◆ **RECORDS FOR THE TASK**:
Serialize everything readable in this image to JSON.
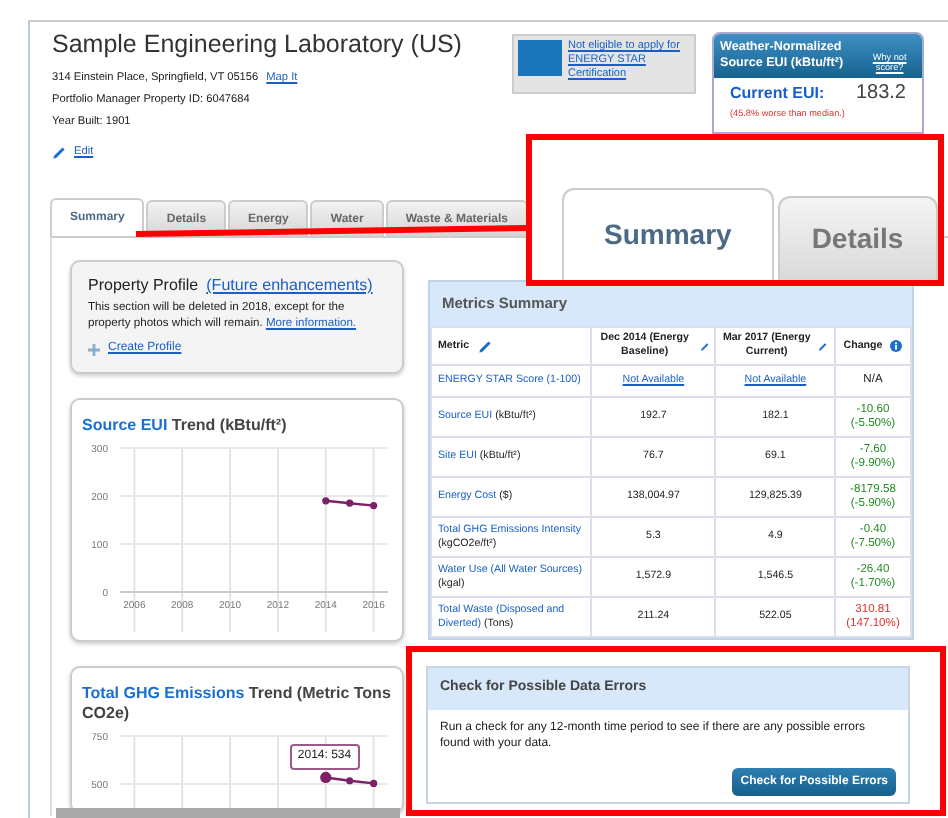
{
  "property": {
    "name": "Sample Engineering Laboratory (US)",
    "address": "314 Einstein Place, Springfield, VT 05156",
    "map_link": "Map It",
    "pm_id": "Portfolio Manager Property ID: 6047684",
    "year_built": "Year Built: 1901",
    "edit": "Edit"
  },
  "energy_star": {
    "text": "Not eligible to apply for ENERGY STAR Certification"
  },
  "eui_box": {
    "title": "Weather-Normalized Source EUI (kBtu/ft²)",
    "why_link": "Why not score?",
    "current_label": "Current EUI:",
    "current_value": "183.2",
    "comparison": "(45.8% worse than median.)"
  },
  "tabs": [
    {
      "label": "Summary",
      "selected": true
    },
    {
      "label": "Details",
      "selected": false
    },
    {
      "label": "Energy",
      "selected": false
    },
    {
      "label": "Water",
      "selected": false
    },
    {
      "label": "Waste & Materials",
      "selected": false
    }
  ],
  "profile": {
    "title": "Property Profile",
    "title_link": "(Future enhancements)",
    "text": "This section will be deleted in 2018, except for the property photos which will remain.",
    "more_link": "More information.",
    "create_link": "Create Profile"
  },
  "charts": [
    {
      "title_link": "Source EUI",
      "title": "Trend (kBtu/ft²)",
      "chart_data": {
        "type": "line",
        "x": [
          2014,
          2015,
          2016
        ],
        "series": [
          {
            "color": "#7b2167",
            "marker": "circle",
            "values": [
              190,
              185,
              180
            ]
          }
        ],
        "xlim": [
          2005.4,
          2016.6
        ],
        "ylim": [
          0,
          300
        ],
        "grid": true,
        "xticks": [
          2006,
          2008,
          2010,
          2012,
          2014,
          2016
        ],
        "yticks": [
          0,
          100,
          200,
          300
        ]
      }
    },
    {
      "title_link": "Total GHG Emissions",
      "title": "Trend (Metric Tons CO2e)",
      "tooltip": "2014: 534",
      "chart_data": {
        "type": "line",
        "x": [
          2014,
          2015,
          2016
        ],
        "series": [
          {
            "color": "#7b2167",
            "marker": "circle",
            "values": [
              534,
              517,
              503
            ]
          }
        ],
        "xlim": [
          2005.4,
          2016.6
        ],
        "ylim": [
          500,
          750
        ],
        "grid": true,
        "yticks": [
          500,
          750
        ]
      }
    }
  ],
  "metrics": {
    "title": "Metrics Summary",
    "columns": [
      "Metric",
      "Dec 2014 (Energy Baseline)",
      "Mar 2017 (Energy Current)",
      "Change"
    ],
    "rows": [
      {
        "metric": "ENERGY STAR Score (1-100)",
        "unit": "",
        "kind": "link",
        "baseline": "Not Available",
        "current": "Not Available",
        "change": "N/A",
        "change_pct": ""
      },
      {
        "metric": "Source EUI",
        "unit": "(kBtu/ft²)",
        "kind": "number",
        "baseline": "192.7",
        "current": "182.1",
        "change": "-10.60",
        "change_pct": "(-5.50%)",
        "color": "#228b22"
      },
      {
        "metric": "Site EUI",
        "unit": "(kBtu/ft²)",
        "kind": "number",
        "baseline": "76.7",
        "current": "69.1",
        "change": "-7.60",
        "change_pct": "(-9.90%)",
        "color": "#228b22"
      },
      {
        "metric": "Energy Cost",
        "unit": "($)",
        "kind": "number",
        "baseline": "138,004.97",
        "current": "129,825.39",
        "change": "-8179.58",
        "change_pct": "(-5.90%)",
        "color": "#228b22"
      },
      {
        "metric": "Total GHG Emissions Intensity",
        "unit": "(kgCO2e/ft²)",
        "kind": "number",
        "baseline": "5.3",
        "current": "4.9",
        "change": "-0.40",
        "change_pct": "(-7.50%)",
        "color": "#228b22"
      },
      {
        "metric": "Water Use (All Water Sources)",
        "unit": "(kgal)",
        "kind": "number",
        "baseline": "1,572.9",
        "current": "1,546.5",
        "change": "-26.40",
        "change_pct": "(-1.70%)",
        "color": "#228b22"
      },
      {
        "metric": "Total Waste (Disposed and Diverted)",
        "unit": "(Tons)",
        "kind": "number",
        "baseline": "211.24",
        "current": "522.05",
        "change": "310.81",
        "change_pct": "(147.10%)",
        "color": "#e0302a"
      }
    ]
  },
  "errors": {
    "title": "Check for Possible Data Errors",
    "text": "Run a check for any 12-month time period to see if there are any possible errors found with your data.",
    "button": "Check for Possible Errors"
  },
  "callout": {
    "tabs": [
      {
        "label": "Summary",
        "selected": true
      },
      {
        "label": "Details",
        "selected": false
      }
    ]
  }
}
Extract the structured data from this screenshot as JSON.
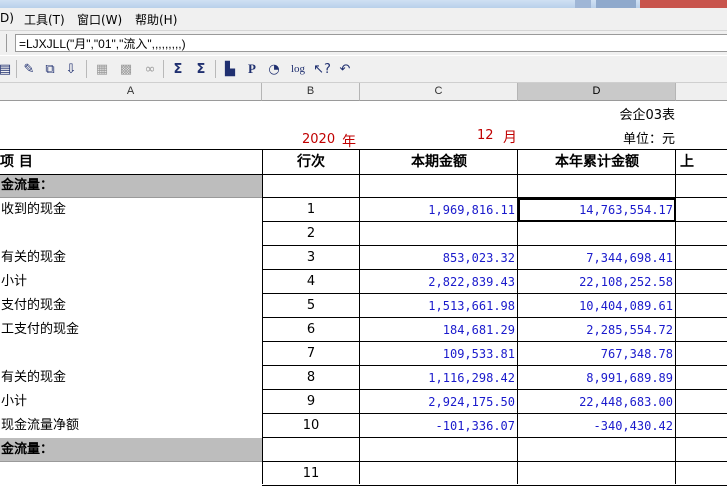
{
  "menu": {
    "items": [
      "D)",
      "工具(T)",
      "窗口(W)",
      "帮助(H)"
    ]
  },
  "formula": {
    "text": "=LJXJLL(\"月\",\"01\",\"流入\",,,,,,,,,)"
  },
  "columns": [
    "A",
    "B",
    "C",
    "D"
  ],
  "report": {
    "code": "会企03表",
    "unit": "单位：元",
    "year": "2020",
    "year_suffix": "年",
    "month": "12",
    "month_suffix": "月"
  },
  "table": {
    "headers": {
      "item": "项        目",
      "row": "行次",
      "current": "本期金额",
      "ytd": "本年累计金额",
      "prev": "上"
    },
    "rows": [
      {
        "label": "金流量：",
        "row": "",
        "current": "",
        "ytd": "",
        "section": true
      },
      {
        "label": "收到的现金",
        "row": "1",
        "current": "1,969,816.11",
        "ytd": "14,763,554.17"
      },
      {
        "label": "",
        "row": "2",
        "current": "",
        "ytd": ""
      },
      {
        "label": "有关的现金",
        "row": "3",
        "current": "853,023.32",
        "ytd": "7,344,698.41"
      },
      {
        "label": "小计",
        "row": "4",
        "current": "2,822,839.43",
        "ytd": "22,108,252.58"
      },
      {
        "label": "支付的现金",
        "row": "5",
        "current": "1,513,661.98",
        "ytd": "10,404,089.61"
      },
      {
        "label": "工支付的现金",
        "row": "6",
        "current": "184,681.29",
        "ytd": "2,285,554.72"
      },
      {
        "label": "",
        "row": "7",
        "current": "109,533.81",
        "ytd": "767,348.78"
      },
      {
        "label": "有关的现金",
        "row": "8",
        "current": "1,116,298.42",
        "ytd": "8,991,689.89"
      },
      {
        "label": "小计",
        "row": "9",
        "current": "2,924,175.50",
        "ytd": "22,448,683.00"
      },
      {
        "label": "现金流量净额",
        "row": "10",
        "current": "-101,336.07",
        "ytd": "-340,430.42"
      },
      {
        "label": "金流量：",
        "row": "",
        "current": "",
        "ytd": "",
        "section": true
      },
      {
        "label": "",
        "row": "11",
        "current": "",
        "ytd": ""
      }
    ]
  },
  "toolbar": {
    "icons": [
      "print-icon",
      "edit-icon",
      "copy-icon",
      "filter-icon",
      "grid-icon",
      "grid2-icon",
      "binoculars-icon",
      "sum-icon",
      "sum-all-icon",
      "chart-icon",
      "p-icon",
      "pie-icon",
      "log-icon",
      "help-pointer-icon",
      "undo-icon"
    ]
  }
}
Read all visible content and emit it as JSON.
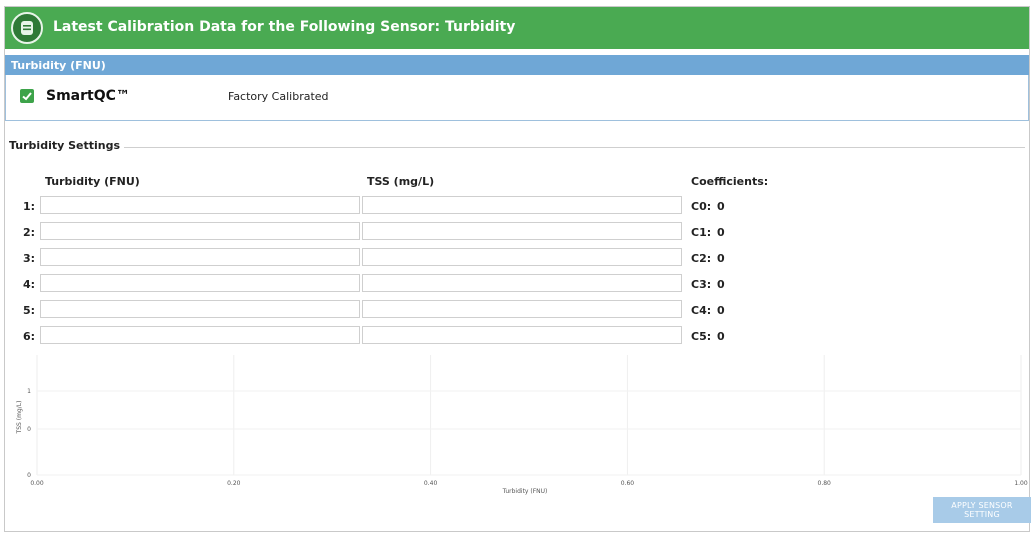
{
  "header": {
    "title": "Latest Calibration Data for the Following Sensor:  Turbidity"
  },
  "section": {
    "label": "Turbidity (FNU)"
  },
  "smartqc": {
    "name": "SmartQC™",
    "checked": true,
    "status": "Factory Calibrated"
  },
  "settings": {
    "legend": "Turbidity Settings",
    "columns": {
      "turbidity": "Turbidity (FNU)",
      "tss": "TSS (mg/L)",
      "coefficients": "Coefficients:"
    },
    "rows": [
      {
        "label": "1:",
        "turbidity": "",
        "tss": "",
        "coef_label": "C0:",
        "coef_value": "0"
      },
      {
        "label": "2:",
        "turbidity": "",
        "tss": "",
        "coef_label": "C1:",
        "coef_value": "0"
      },
      {
        "label": "3:",
        "turbidity": "",
        "tss": "",
        "coef_label": "C2:",
        "coef_value": "0"
      },
      {
        "label": "4:",
        "turbidity": "",
        "tss": "",
        "coef_label": "C3:",
        "coef_value": "0"
      },
      {
        "label": "5:",
        "turbidity": "",
        "tss": "",
        "coef_label": "C4:",
        "coef_value": "0"
      },
      {
        "label": "6:",
        "turbidity": "",
        "tss": "",
        "coef_label": "C5:",
        "coef_value": "0"
      }
    ]
  },
  "chart_data": {
    "type": "scatter",
    "xlabel": "Turbidity (FNU)",
    "ylabel": "TSS (mg/L)",
    "xlim": [
      0,
      1
    ],
    "x_ticks": [
      "0.00",
      "0.20",
      "0.40",
      "0.60",
      "0.80",
      "1.00"
    ],
    "y_ticks": [
      "0",
      "0",
      "1"
    ],
    "series": [],
    "grid": true
  },
  "actions": {
    "apply_label": "APPLY SENSOR SETTING"
  },
  "colors": {
    "header_green": "#4aaa52",
    "section_blue": "#6fa7d6",
    "button_blue": "#a8cbe8",
    "check_green": "#3da34a"
  }
}
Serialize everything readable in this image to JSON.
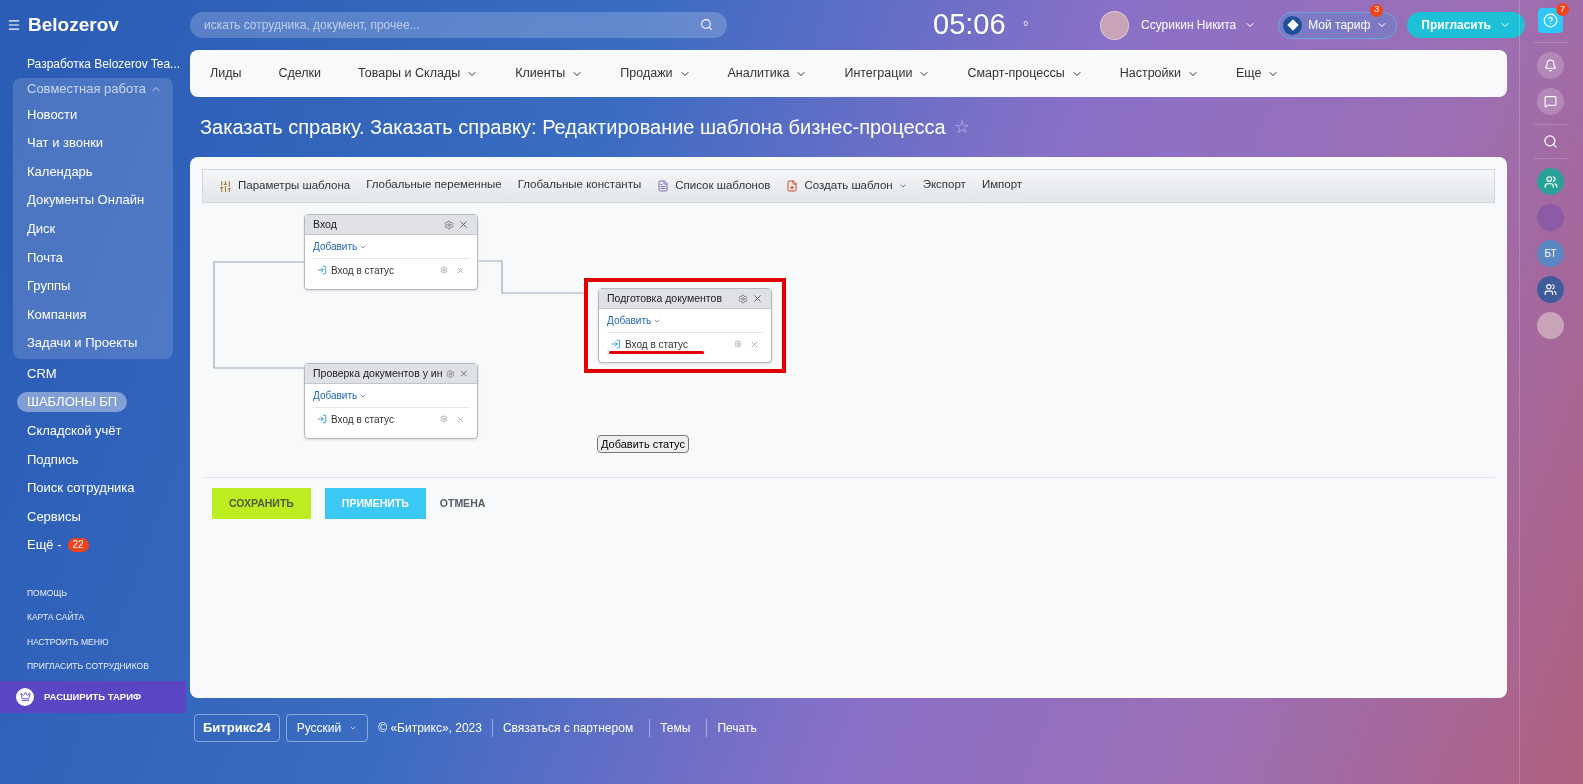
{
  "header": {
    "logo": "Belozerov",
    "search": {
      "placeholder": "искать сотрудника, документ, прочее..."
    },
    "clock": "05:06",
    "flag_count": "0",
    "user_name": "Ссурикин Никита",
    "tariff": {
      "label": "Мой тариф",
      "badge": "3"
    },
    "invite": "Пригласить"
  },
  "sidebar": {
    "workspace": "Разработка Belozerov Tea...",
    "group": {
      "label": "Совместная работа",
      "expanded": true,
      "items": [
        {
          "label": "Новости"
        },
        {
          "label": "Чат и звонки"
        },
        {
          "label": "Календарь"
        },
        {
          "label": "Документы Онлайн"
        },
        {
          "label": "Диск"
        },
        {
          "label": "Почта"
        },
        {
          "label": "Группы"
        },
        {
          "label": "Компания"
        },
        {
          "label": "Задачи и Проекты"
        }
      ]
    },
    "items": [
      {
        "label": "CRM",
        "selected": false
      },
      {
        "label": "ШАБЛОНЫ БП",
        "selected": true
      },
      {
        "label": "Складской учёт",
        "selected": false
      },
      {
        "label": "Подпись",
        "selected": false
      },
      {
        "label": "Поиск сотрудника",
        "selected": false
      },
      {
        "label": "Сервисы",
        "selected": false
      }
    ],
    "more": {
      "label": "Ещё -",
      "badge": "22"
    },
    "links": [
      "ПОМОЩЬ",
      "КАРТА САЙТА",
      "НАСТРОИТЬ МЕНЮ",
      "ПРИГЛАСИТЬ СОТРУДНИКОВ"
    ],
    "upgrade": "РАСШИРИТЬ ТАРИФ"
  },
  "top_menu": [
    {
      "label": "Лиды",
      "dropdown": false
    },
    {
      "label": "Сделки",
      "dropdown": false
    },
    {
      "label": "Товары и Склады",
      "dropdown": true
    },
    {
      "label": "Клиенты",
      "dropdown": true
    },
    {
      "label": "Продажи",
      "dropdown": true
    },
    {
      "label": "Аналитика",
      "dropdown": true
    },
    {
      "label": "Интеграции",
      "dropdown": true
    },
    {
      "label": "Смарт-процессы",
      "dropdown": true
    },
    {
      "label": "Настройки",
      "dropdown": true
    },
    {
      "label": "Еще",
      "dropdown": true
    }
  ],
  "page_title": "Заказать справку. Заказать справку: Редактирование шаблона бизнес-процесса",
  "title_star": "☆",
  "toolbar": [
    {
      "label": "Параметры шаблона",
      "kind": "settings"
    },
    {
      "label": "Глобальные переменные",
      "kind": "plain"
    },
    {
      "label": "Глобальные константы",
      "kind": "plain"
    },
    {
      "label": "Список шаблонов",
      "kind": "list"
    },
    {
      "label": "Создать шаблон",
      "kind": "create"
    },
    {
      "label": "Экспорт",
      "kind": "plain"
    },
    {
      "label": "Импорт",
      "kind": "plain"
    }
  ],
  "nodes": [
    {
      "title": "Вход",
      "add": "Добавить",
      "action": "Вход в статус",
      "highlighted": false
    },
    {
      "title": "Подготовка документов",
      "add": "Добавить",
      "action": "Вход в статус",
      "highlighted": true
    },
    {
      "title": "Проверка документов у ин",
      "add": "Добавить",
      "action": "Вход в статус",
      "highlighted": false
    }
  ],
  "add_status": "Добавить статус",
  "buttons": {
    "save": "СОХРАНИТЬ",
    "apply": "ПРИМЕНИТЬ",
    "cancel": "ОТМЕНА"
  },
  "right_bar": {
    "help_badge": "7",
    "contact_initials": "БТ"
  },
  "footer": {
    "brand": "Битрикс24",
    "language": "Русский",
    "copyright": "© «Битрикс», 2023",
    "links": [
      "Связаться с партнером",
      "Темы",
      "Печать"
    ]
  }
}
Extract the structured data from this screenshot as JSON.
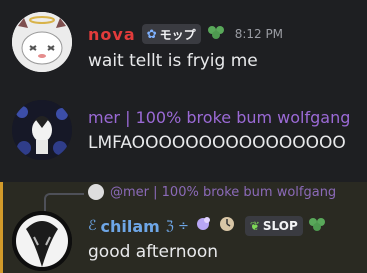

◆ **PROBLEM**: For the data above, state only how many lines include the word "text".

◆ **RESPONSE TO THE EXERCISE**: 4